▸ **What is required**: Retype the material in full, keeping every word the same.
[Start Items]
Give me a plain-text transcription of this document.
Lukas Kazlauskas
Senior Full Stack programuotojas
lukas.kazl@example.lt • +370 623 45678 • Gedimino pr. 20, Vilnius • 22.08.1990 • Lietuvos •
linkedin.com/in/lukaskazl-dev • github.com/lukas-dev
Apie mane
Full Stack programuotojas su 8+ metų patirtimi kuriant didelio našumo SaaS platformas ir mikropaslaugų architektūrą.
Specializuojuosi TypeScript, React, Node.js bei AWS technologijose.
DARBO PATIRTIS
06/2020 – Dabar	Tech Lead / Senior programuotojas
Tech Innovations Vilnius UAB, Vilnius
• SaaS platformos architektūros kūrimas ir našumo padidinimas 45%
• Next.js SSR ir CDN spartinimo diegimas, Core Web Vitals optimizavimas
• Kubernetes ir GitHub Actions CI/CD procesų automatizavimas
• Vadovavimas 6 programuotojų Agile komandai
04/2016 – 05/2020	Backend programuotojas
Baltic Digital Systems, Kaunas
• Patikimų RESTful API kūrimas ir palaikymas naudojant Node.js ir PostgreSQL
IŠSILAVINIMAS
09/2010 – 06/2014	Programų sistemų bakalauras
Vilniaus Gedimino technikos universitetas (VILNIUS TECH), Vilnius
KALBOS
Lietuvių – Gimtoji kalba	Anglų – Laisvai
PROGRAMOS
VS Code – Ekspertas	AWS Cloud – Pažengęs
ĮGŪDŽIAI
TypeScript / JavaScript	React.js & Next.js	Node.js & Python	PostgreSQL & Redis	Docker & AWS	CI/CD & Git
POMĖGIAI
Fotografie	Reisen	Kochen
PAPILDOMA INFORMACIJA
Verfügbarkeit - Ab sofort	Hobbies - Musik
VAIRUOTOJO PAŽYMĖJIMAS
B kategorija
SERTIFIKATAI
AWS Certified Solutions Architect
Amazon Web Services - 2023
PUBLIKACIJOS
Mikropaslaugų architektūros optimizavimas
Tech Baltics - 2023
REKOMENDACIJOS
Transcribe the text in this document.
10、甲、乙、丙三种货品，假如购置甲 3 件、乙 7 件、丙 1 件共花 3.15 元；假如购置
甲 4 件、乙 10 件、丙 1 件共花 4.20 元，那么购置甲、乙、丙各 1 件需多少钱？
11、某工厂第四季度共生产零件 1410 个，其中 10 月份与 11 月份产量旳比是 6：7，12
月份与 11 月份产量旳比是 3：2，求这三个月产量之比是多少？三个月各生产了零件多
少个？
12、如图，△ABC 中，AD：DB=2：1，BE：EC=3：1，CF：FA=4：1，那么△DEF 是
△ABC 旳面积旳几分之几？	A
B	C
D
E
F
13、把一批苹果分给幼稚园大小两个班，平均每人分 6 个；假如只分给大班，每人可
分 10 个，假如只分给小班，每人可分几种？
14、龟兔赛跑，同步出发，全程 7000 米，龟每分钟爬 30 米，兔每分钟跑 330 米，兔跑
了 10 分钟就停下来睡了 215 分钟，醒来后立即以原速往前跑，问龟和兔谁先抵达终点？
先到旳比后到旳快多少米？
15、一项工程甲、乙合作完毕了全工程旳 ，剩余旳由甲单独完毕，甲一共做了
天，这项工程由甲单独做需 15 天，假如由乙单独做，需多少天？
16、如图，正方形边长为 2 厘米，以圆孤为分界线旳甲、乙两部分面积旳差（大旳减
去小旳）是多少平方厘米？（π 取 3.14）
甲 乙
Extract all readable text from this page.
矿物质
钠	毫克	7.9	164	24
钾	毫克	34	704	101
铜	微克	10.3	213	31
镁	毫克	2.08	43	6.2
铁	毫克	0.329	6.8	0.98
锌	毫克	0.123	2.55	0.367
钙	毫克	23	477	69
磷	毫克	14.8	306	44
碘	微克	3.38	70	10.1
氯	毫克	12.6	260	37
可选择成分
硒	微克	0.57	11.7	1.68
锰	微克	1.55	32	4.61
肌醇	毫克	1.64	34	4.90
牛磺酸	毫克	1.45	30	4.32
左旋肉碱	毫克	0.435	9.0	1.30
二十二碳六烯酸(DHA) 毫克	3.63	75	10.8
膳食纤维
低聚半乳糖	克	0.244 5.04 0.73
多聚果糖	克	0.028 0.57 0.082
[End Items]
▸ **Written solution**:
Give me a plain-text transcription of this document.
Lukas Kazlauskas
Senior Full Stack programuotojas
lukas.kazl@example.lt • +370 623 45678 • Gedimino pr. 20, Vilnius • 22.08.1990 • Lietuvos •
linkedin.com/in/lukaskazl-dev • github.com/lukas-dev
Apie mane
Full Stack programuotojas su 8+ metų patirtimi kuriant didelio našumo SaaS platformas ir mikropaslaugų architektūrą.
Specializuojuosi TypeScript, React, Node.js bei AWS technologijose.
DARBO PATIRTIS
06/2020 – Dabar	Tech Lead / Senior programuotojas
Tech Innovations Vilnius UAB, Vilnius
• SaaS platformos architektūros kūrimas ir našumo padidinimas 45%
• Next.js SSR ir CDN spartinimo diegimas, Core Web Vitals optimizavimas
• Kubernetes ir GitHub Actions CI/CD procesų automatizavimas
• Vadovavimas 6 programuotojų Agile komandai
04/2016 – 05/2020	Backend programuotojas
Baltic Digital Systems, Kaunas
• Patikimų RESTful API kūrimas ir palaikymas naudojant Node.js ir PostgreSQL
IŠSILAVINIMAS
09/2010 – 06/2014	Programų sistemų bakalauras
Vilniaus Gedimino technikos universitetas (VILNIUS TECH), Vilnius
KALBOS
Lietuvių – Gimtoji kalba	Anglų – Laisvai
PROGRAMOS
VS Code – Ekspertas	AWS Cloud – Pažengęs
ĮGŪDŽIAI
TypeScript / JavaScript	React.js & Next.js	Node.js & Python	PostgreSQL & Redis	Docker & AWS	CI/CD & Git
POMĖGIAI
Fotografie	Reisen	Kochen
PAPILDOMA INFORMACIJA
Verfügbarkeit - Ab sofort	Hobbies - Musik
VAIRUOTOJO PAŽYMĖJIMAS
B kategorija
SERTIFIKATAI
AWS Certified Solutions Architect
Amazon Web Services - 2023
PUBLIKACIJOS
Mikropaslaugų architektūros optimizavimas
Tech Baltics - 2023
REKOMENDACIJOS
Transcribe the text in this document.
10、甲、乙、丙三种货品，假如购置甲 3 件、乙 7 件、丙 1 件共花 3.15 元；假如购置
甲 4 件、乙 10 件、丙 1 件共花 4.20 元，那么购置甲、乙、丙各 1 件需多少钱？
11、某工厂第四季度共生产零件 1410 个，其中 10 月份与 11 月份产量旳比是 6：7，12
月份与 11 月份产量旳比是 3：2，求这三个月产量之比是多少？三个月各生产了零件多
少个？
12、如图，△ABC 中，AD：DB=2：1，BE：EC=3：1，CF：FA=4：1，那么△DEF 是
△ABC 旳面积旳几分之几？	A
B	C
D
E
F
13、把一批苹果分给幼稚园大小两个班，平均每人分 6 个；假如只分给大班，每人可
分 10 个，假如只分给小班，每人可分几种？
14、龟兔赛跑，同步出发，全程 7000 米，龟每分钟爬 30 米，兔每分钟跑 330 米，兔跑
了 10 分钟就停下来睡了 215 分钟，醒来后立即以原速往前跑，问龟和兔谁先抵达终点？
先到旳比后到旳快多少米？
15、一项工程甲、乙合作完毕了全工程旳 ，剩余旳由甲单独完毕，甲一共做了
天，这项工程由甲单独做需 15 天，假如由乙单独做，需多少天？
16、如图，正方形边长为 2 厘米，以圆孤为分界线旳甲、乙两部分面积旳差（大旳减
去小旳）是多少平方厘米？（π 取 3.14）
甲 乙
Extract all readable text from this page.
矿物质
钠	毫克	7.9	164	24
钾	毫克	34	704	101
铜	微克	10.3	213	31
镁	毫克	2.08	43	6.2
铁	毫克	0.329	6.8	0.98
锌	毫克	0.123	2.55	0.367
钙	毫克	23	477	69
磷	毫克	14.8	306	44
碘	微克	3.38	70	10.1
氯	毫克	12.6	260	37
可选择成分
硒	微克	0.57	11.7	1.68
锰	微克	1.55	32	4.61
肌醇	毫克	1.64	34	4.90
牛磺酸	毫克	1.45	30	4.32
左旋肉碱	毫克	0.435	9.0	1.30
二十二碳六烯酸(DHA) 毫克	3.63	75	10.8
膳食纤维
低聚半乳糖	克	0.244 5.04 0.73
多聚果糖	克	0.028 0.57 0.082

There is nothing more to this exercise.